Figure dataset records:
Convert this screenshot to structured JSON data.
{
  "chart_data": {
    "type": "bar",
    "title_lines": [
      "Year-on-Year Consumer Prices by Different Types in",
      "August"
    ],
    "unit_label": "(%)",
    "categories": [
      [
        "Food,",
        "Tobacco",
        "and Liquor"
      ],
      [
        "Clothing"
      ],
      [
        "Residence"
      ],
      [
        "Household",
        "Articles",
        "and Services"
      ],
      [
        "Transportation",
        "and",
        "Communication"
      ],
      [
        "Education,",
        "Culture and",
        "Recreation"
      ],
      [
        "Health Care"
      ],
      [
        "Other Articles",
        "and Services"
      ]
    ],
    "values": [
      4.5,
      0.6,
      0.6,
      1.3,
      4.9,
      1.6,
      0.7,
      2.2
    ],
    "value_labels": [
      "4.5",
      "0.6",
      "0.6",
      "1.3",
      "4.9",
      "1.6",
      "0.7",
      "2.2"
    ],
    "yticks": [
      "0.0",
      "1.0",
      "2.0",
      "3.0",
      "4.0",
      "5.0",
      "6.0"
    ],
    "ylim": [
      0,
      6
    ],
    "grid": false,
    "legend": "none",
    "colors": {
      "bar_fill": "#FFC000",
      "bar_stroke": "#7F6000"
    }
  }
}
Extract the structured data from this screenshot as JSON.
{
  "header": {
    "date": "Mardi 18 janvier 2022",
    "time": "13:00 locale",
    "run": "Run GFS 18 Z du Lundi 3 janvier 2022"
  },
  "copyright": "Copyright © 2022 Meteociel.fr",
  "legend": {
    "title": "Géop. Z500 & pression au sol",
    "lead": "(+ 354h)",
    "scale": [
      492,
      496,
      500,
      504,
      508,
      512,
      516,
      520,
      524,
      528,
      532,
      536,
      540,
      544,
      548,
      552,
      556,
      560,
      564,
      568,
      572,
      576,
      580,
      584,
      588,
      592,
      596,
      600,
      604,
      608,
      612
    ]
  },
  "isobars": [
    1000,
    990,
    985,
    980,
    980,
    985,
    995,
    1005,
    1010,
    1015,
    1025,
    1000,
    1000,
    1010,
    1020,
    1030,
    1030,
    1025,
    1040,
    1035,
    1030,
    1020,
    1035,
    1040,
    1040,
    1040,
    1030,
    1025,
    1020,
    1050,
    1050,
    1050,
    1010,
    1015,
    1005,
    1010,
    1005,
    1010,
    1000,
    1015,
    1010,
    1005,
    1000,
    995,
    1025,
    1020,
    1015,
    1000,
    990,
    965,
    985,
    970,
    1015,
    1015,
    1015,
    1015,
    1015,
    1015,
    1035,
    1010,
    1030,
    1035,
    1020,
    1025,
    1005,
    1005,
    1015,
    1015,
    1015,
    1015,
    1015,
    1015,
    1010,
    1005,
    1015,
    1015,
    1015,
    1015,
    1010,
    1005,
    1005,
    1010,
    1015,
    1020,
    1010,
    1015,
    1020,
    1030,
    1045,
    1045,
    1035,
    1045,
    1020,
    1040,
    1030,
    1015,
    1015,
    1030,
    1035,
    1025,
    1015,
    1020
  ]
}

### [Task statement]
Reproduce the whole listing word for word.

### [Complete answer]
Convert this screenshot to structured JSON data.
{
  "chart_data": {
    "type": "bar",
    "title_lines": [
      "Year-on-Year Consumer Prices by Different Types in",
      "August"
    ],
    "unit_label": "(%)",
    "categories": [
      [
        "Food,",
        "Tobacco",
        "and Liquor"
      ],
      [
        "Clothing"
      ],
      [
        "Residence"
      ],
      [
        "Household",
        "Articles",
        "and Services"
      ],
      [
        "Transportation",
        "and",
        "Communication"
      ],
      [
        "Education,",
        "Culture and",
        "Recreation"
      ],
      [
        "Health Care"
      ],
      [
        "Other Articles",
        "and Services"
      ]
    ],
    "values": [
      4.5,
      0.6,
      0.6,
      1.3,
      4.9,
      1.6,
      0.7,
      2.2
    ],
    "value_labels": [
      "4.5",
      "0.6",
      "0.6",
      "1.3",
      "4.9",
      "1.6",
      "0.7",
      "2.2"
    ],
    "yticks": [
      "0.0",
      "1.0",
      "2.0",
      "3.0",
      "4.0",
      "5.0",
      "6.0"
    ],
    "ylim": [
      0,
      6
    ],
    "grid": false,
    "legend": "none",
    "colors": {
      "bar_fill": "#FFC000",
      "bar_stroke": "#7F6000"
    }
  }
}
Extract the structured data from this screenshot as JSON.
{
  "header": {
    "date": "Mardi 18 janvier 2022",
    "time": "13:00 locale",
    "run": "Run GFS 18 Z du Lundi 3 janvier 2022"
  },
  "copyright": "Copyright © 2022 Meteociel.fr",
  "legend": {
    "title": "Géop. Z500 & pression au sol",
    "lead": "(+ 354h)",
    "scale": [
      492,
      496,
      500,
      504,
      508,
      512,
      516,
      520,
      524,
      528,
      532,
      536,
      540,
      544,
      548,
      552,
      556,
      560,
      564,
      568,
      572,
      576,
      580,
      584,
      588,
      592,
      596,
      600,
      604,
      608,
      612
    ]
  },
  "isobars": [
    1000,
    990,
    985,
    980,
    980,
    985,
    995,
    1005,
    1010,
    1015,
    1025,
    1000,
    1000,
    1010,
    1020,
    1030,
    1030,
    1025,
    1040,
    1035,
    1030,
    1020,
    1035,
    1040,
    1040,
    1040,
    1030,
    1025,
    1020,
    1050,
    1050,
    1050,
    1010,
    1015,
    1005,
    1010,
    1005,
    1010,
    1000,
    1015,
    1010,
    1005,
    1000,
    995,
    1025,
    1020,
    1015,
    1000,
    990,
    965,
    985,
    970,
    1015,
    1015,
    1015,
    1015,
    1015,
    1015,
    1035,
    1010,
    1030,
    1035,
    1020,
    1025,
    1005,
    1005,
    1015,
    1015,
    1015,
    1015,
    1015,
    1015,
    1010,
    1005,
    1015,
    1015,
    1015,
    1015,
    1010,
    1005,
    1005,
    1010,
    1015,
    1020,
    1010,
    1015,
    1020,
    1030,
    1045,
    1045,
    1035,
    1045,
    1020,
    1040,
    1030,
    1015,
    1015,
    1030,
    1035,
    1025,
    1015,
    1020
  ]
}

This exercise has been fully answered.